◆ Work instructions: In the listing below, find the line containing "Read out every word on this page.". Write out that line and every line after it to the end, exactly and only those.

== Data provided

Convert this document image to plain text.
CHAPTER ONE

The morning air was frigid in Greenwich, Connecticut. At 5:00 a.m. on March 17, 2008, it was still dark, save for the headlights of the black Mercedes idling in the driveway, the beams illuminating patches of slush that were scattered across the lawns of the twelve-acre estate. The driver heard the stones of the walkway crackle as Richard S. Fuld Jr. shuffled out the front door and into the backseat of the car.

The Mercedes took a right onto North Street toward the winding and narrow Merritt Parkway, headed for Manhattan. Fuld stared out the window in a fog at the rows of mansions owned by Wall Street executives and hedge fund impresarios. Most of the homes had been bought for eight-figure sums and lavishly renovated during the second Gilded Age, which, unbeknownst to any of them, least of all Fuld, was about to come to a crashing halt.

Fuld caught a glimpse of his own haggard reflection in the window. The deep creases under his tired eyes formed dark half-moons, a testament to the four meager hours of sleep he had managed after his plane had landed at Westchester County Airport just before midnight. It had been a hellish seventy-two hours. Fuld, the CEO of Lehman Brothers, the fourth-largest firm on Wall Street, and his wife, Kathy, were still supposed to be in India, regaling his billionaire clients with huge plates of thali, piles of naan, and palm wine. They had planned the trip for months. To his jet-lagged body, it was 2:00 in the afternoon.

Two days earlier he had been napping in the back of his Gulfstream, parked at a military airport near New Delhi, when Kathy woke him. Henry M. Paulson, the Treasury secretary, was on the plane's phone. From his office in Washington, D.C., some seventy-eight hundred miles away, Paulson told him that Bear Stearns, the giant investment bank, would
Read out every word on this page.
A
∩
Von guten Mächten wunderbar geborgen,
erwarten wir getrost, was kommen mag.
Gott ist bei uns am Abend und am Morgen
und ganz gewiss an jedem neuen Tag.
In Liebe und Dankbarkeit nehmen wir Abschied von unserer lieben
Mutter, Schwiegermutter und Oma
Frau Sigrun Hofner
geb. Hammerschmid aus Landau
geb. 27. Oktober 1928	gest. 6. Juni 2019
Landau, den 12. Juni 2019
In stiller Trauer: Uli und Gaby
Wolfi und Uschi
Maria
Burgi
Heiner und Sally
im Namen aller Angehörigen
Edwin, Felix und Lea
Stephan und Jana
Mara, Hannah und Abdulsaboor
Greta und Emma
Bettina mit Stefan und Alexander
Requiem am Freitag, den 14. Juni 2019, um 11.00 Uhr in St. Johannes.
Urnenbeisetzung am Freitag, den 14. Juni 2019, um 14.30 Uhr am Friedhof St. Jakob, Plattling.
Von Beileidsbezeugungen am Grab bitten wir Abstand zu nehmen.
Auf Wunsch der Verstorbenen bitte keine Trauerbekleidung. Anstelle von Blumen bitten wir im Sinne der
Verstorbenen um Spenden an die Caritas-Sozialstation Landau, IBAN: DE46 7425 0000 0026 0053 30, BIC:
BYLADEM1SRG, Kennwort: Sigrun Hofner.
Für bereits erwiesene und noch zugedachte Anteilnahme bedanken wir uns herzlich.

====

◆ Exercise response:
Read out every word on this page.
A
∩
Von guten Mächten wunderbar geborgen,
erwarten wir getrost, was kommen mag.
Gott ist bei uns am Abend und am Morgen
und ganz gewiss an jedem neuen Tag.
In Liebe und Dankbarkeit nehmen wir Abschied von unserer lieben
Mutter, Schwiegermutter und Oma
Frau Sigrun Hofner
geb. Hammerschmid aus Landau
geb. 27. Oktober 1928	gest. 6. Juni 2019
Landau, den 12. Juni 2019
In stiller Trauer: Uli und Gaby
Wolfi und Uschi
Maria
Burgi
Heiner und Sally
im Namen aller Angehörigen
Edwin, Felix und Lea
Stephan und Jana
Mara, Hannah und Abdulsaboor
Greta und Emma
Bettina mit Stefan und Alexander
Requiem am Freitag, den 14. Juni 2019, um 11.00 Uhr in St. Johannes.
Urnenbeisetzung am Freitag, den 14. Juni 2019, um 14.30 Uhr am Friedhof St. Jakob, Plattling.
Von Beileidsbezeugungen am Grab bitten wir Abstand zu nehmen.
Auf Wunsch der Verstorbenen bitte keine Trauerbekleidung. Anstelle von Blumen bitten wir im Sinne der
Verstorbenen um Spenden an die Caritas-Sozialstation Landau, IBAN: DE46 7425 0000 0026 0053 30, BIC:
BYLADEM1SRG, Kennwort: Sigrun Hofner.
Für bereits erwiesene und noch zugedachte Anteilnahme bedanken wir uns herzlich.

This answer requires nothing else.